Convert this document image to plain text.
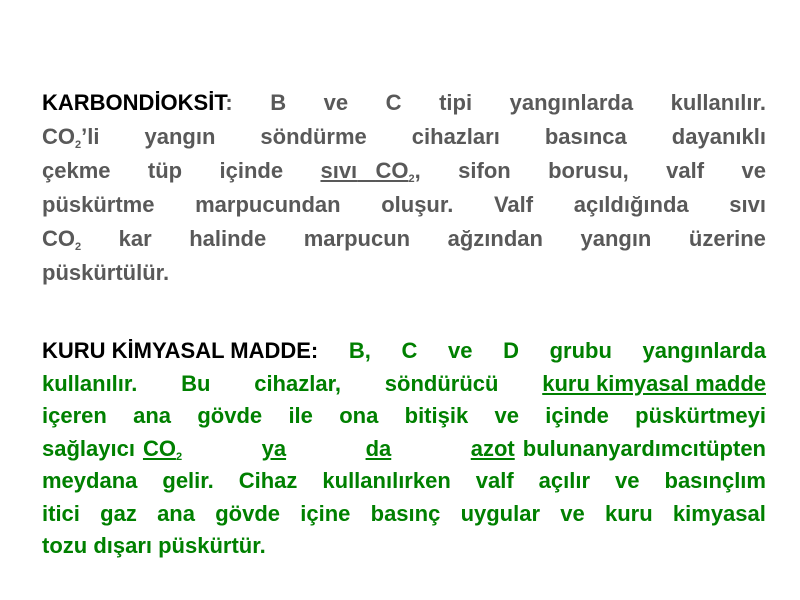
KARBONDİOKSİT: B ve C tipi yangınlarda kullanılır.
$CO_2’li$ yangın söndürme cihazları basınca dayanıklı
çekme tüp içinde sıvı $CO_2$, sifon borusu, valf ve
püskürtme marpucundan oluşur. Valf açıldığında sıvı
$CO_2$ kar halinde marpucun ağzından yangın üzerine
püskürtülür.
KURU KİMYASAL MADDE: B, C ve D grubu yangınlarda
kullanılır. Bu cihazlar, söndürücü kuru kimyasal madde
içeren ana gövde ile ona bitişik ve içinde püskürtmeyi
sağlayıcı $CO_2$	ya	da	azot bulunan yardımcı tüpten
meydana gelir. Cihaz kullanılırken valf açılır ve basınçlım
itici gaz ana gövde içine basınç uygular ve kuru kimyasal
tozu dışarı püskürtür.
——
#### [Written problem]
Write the records out once more, exactly as they appear, with no pictures.

#### [Written response]
Convert this document image to plain text.
KARBONDİOKSİT: B ve C tipi yangınlarda kullanılır.
$CO_2’li$ yangın söndürme cihazları basınca dayanıklı
çekme tüp içinde sıvı $CO_2$, sifon borusu, valf ve
püskürtme marpucundan oluşur. Valf açıldığında sıvı
$CO_2$ kar halinde marpucun ağzından yangın üzerine
püskürtülür.
KURU KİMYASAL MADDE: B, C ve D grubu yangınlarda
kullanılır. Bu cihazlar, söndürücü kuru kimyasal madde
içeren ana gövde ile ona bitişik ve içinde püskürtmeyi
sağlayıcı $CO_2$	ya	da	azot bulunan yardımcı tüpten
meydana gelir. Cihaz kullanılırken valf açılır ve basınçlım
itici gaz ana gövde içine basınç uygular ve kuru kimyasal
tozu dışarı püskürtür.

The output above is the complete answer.